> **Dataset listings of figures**
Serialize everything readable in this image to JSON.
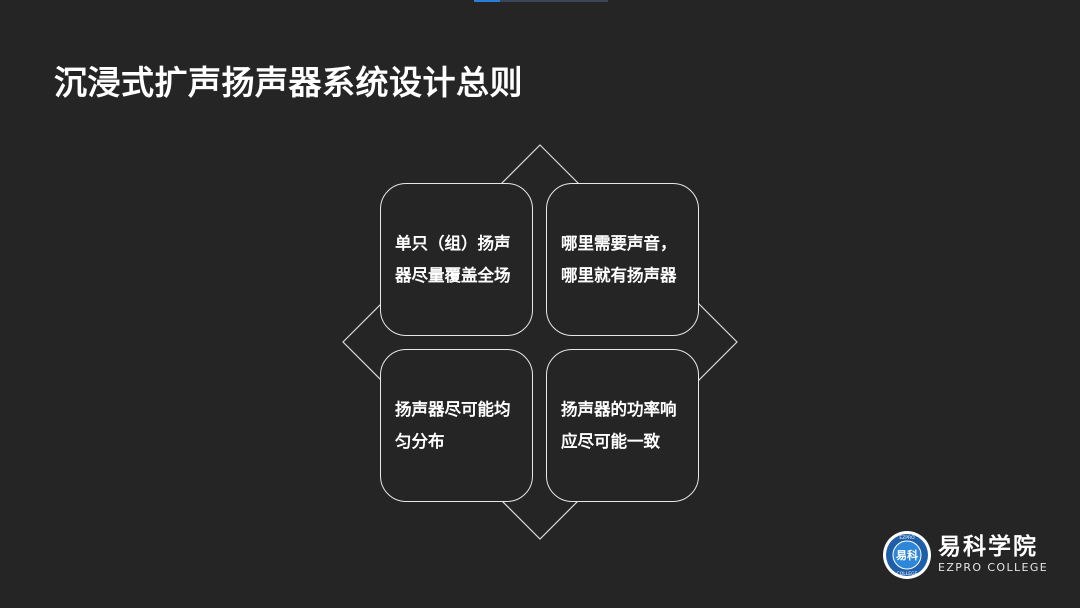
{
  "slide": {
    "title": "沉浸式扩声扬声器系统设计总则",
    "background_color": "#252525",
    "accent_color": "#2b7fd6"
  },
  "principles": [
    {
      "text": "单只（组）扬声器尽量覆盖全场"
    },
    {
      "text": "哪里需要声音，哪里就有扬声器"
    },
    {
      "text": "扬声器尽可能均匀分布"
    },
    {
      "text": "扬声器的功率响应尽可能一致"
    }
  ],
  "logo": {
    "name_cn": "易科学院",
    "name_en": "EZPRO COLLEGE",
    "badge_top": "EZPRO",
    "badge_center": "易科",
    "badge_bottom": "COLLEGE",
    "icon": "ezpro-college-badge-icon"
  }
}
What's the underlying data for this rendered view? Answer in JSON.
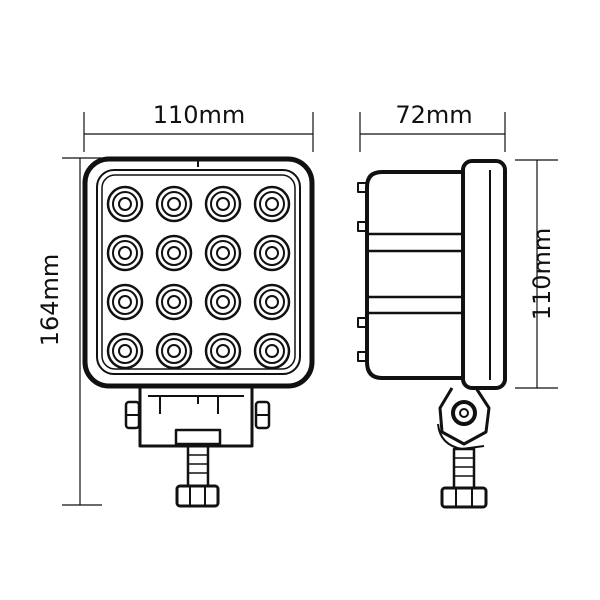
{
  "dimensions": {
    "front_width": "110mm",
    "side_depth": "72mm",
    "front_height": "164mm",
    "side_height": "110mm"
  },
  "leds": {
    "rows": 4,
    "cols": 4
  },
  "colors": {
    "line": "#111111",
    "background": "#ffffff"
  }
}
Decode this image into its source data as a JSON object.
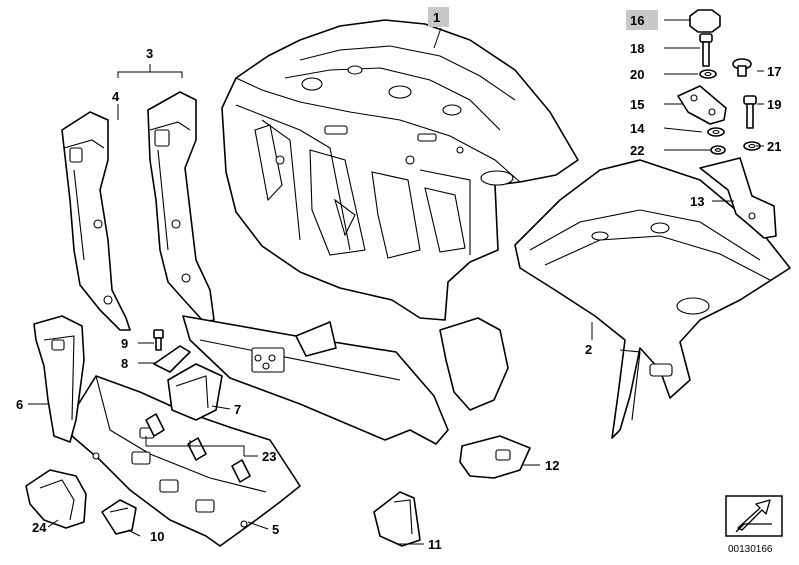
{
  "title": "Rear panel / package tray parts diagram",
  "colors": {
    "line": "#000000",
    "paper": "#ffffff",
    "highlight": "#c8c8c8"
  },
  "callouts": [
    {
      "id": "c1",
      "label": "1",
      "highlighted": true
    },
    {
      "id": "c2",
      "label": "2",
      "highlighted": false
    },
    {
      "id": "c3",
      "label": "3",
      "highlighted": false
    },
    {
      "id": "c4",
      "label": "4",
      "highlighted": false
    },
    {
      "id": "c5",
      "label": "5",
      "highlighted": false
    },
    {
      "id": "c6",
      "label": "6",
      "highlighted": false
    },
    {
      "id": "c7",
      "label": "7",
      "highlighted": false
    },
    {
      "id": "c8",
      "label": "8",
      "highlighted": false
    },
    {
      "id": "c9",
      "label": "9",
      "highlighted": false
    },
    {
      "id": "c10",
      "label": "10",
      "highlighted": false
    },
    {
      "id": "c11",
      "label": "11",
      "highlighted": false
    },
    {
      "id": "c12",
      "label": "12",
      "highlighted": false
    },
    {
      "id": "c13",
      "label": "13",
      "highlighted": false
    },
    {
      "id": "c14",
      "label": "14",
      "highlighted": false
    },
    {
      "id": "c15",
      "label": "15",
      "highlighted": false
    },
    {
      "id": "c16",
      "label": "16",
      "highlighted": true
    },
    {
      "id": "c17",
      "label": "17",
      "highlighted": false
    },
    {
      "id": "c18",
      "label": "18",
      "highlighted": false
    },
    {
      "id": "c19",
      "label": "19",
      "highlighted": false
    },
    {
      "id": "c20",
      "label": "20",
      "highlighted": false
    },
    {
      "id": "c21",
      "label": "21",
      "highlighted": false
    },
    {
      "id": "c22",
      "label": "22",
      "highlighted": false
    },
    {
      "id": "c23",
      "label": "23",
      "highlighted": false
    },
    {
      "id": "c24",
      "label": "24",
      "highlighted": false
    }
  ],
  "reference_number": "00130166",
  "icons": {
    "corner": "return-arrow-icon"
  }
}
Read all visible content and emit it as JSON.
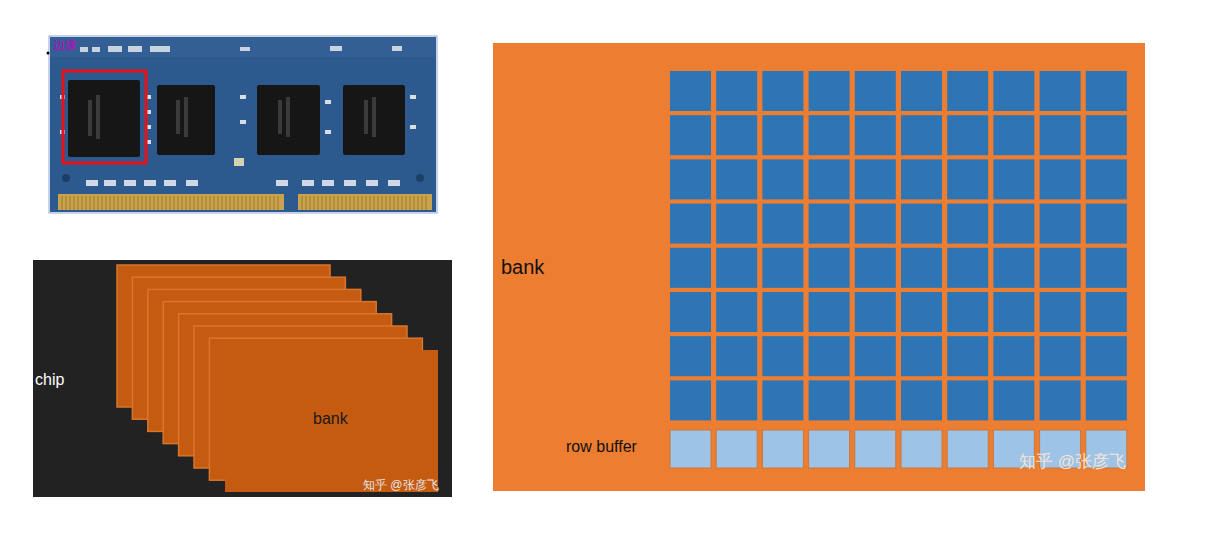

> **Work to be completed**
Return the lines of the records that include the string "text".

> **Solution to the problem**
      "text": "单只（组）扬声器尽量覆盖全场"
      "text": "哪里需要声音，哪里就有扬声器"
      "text": "扬声器尽可能均匀分布"
      "text": "扬声器的功率响应尽可能一致"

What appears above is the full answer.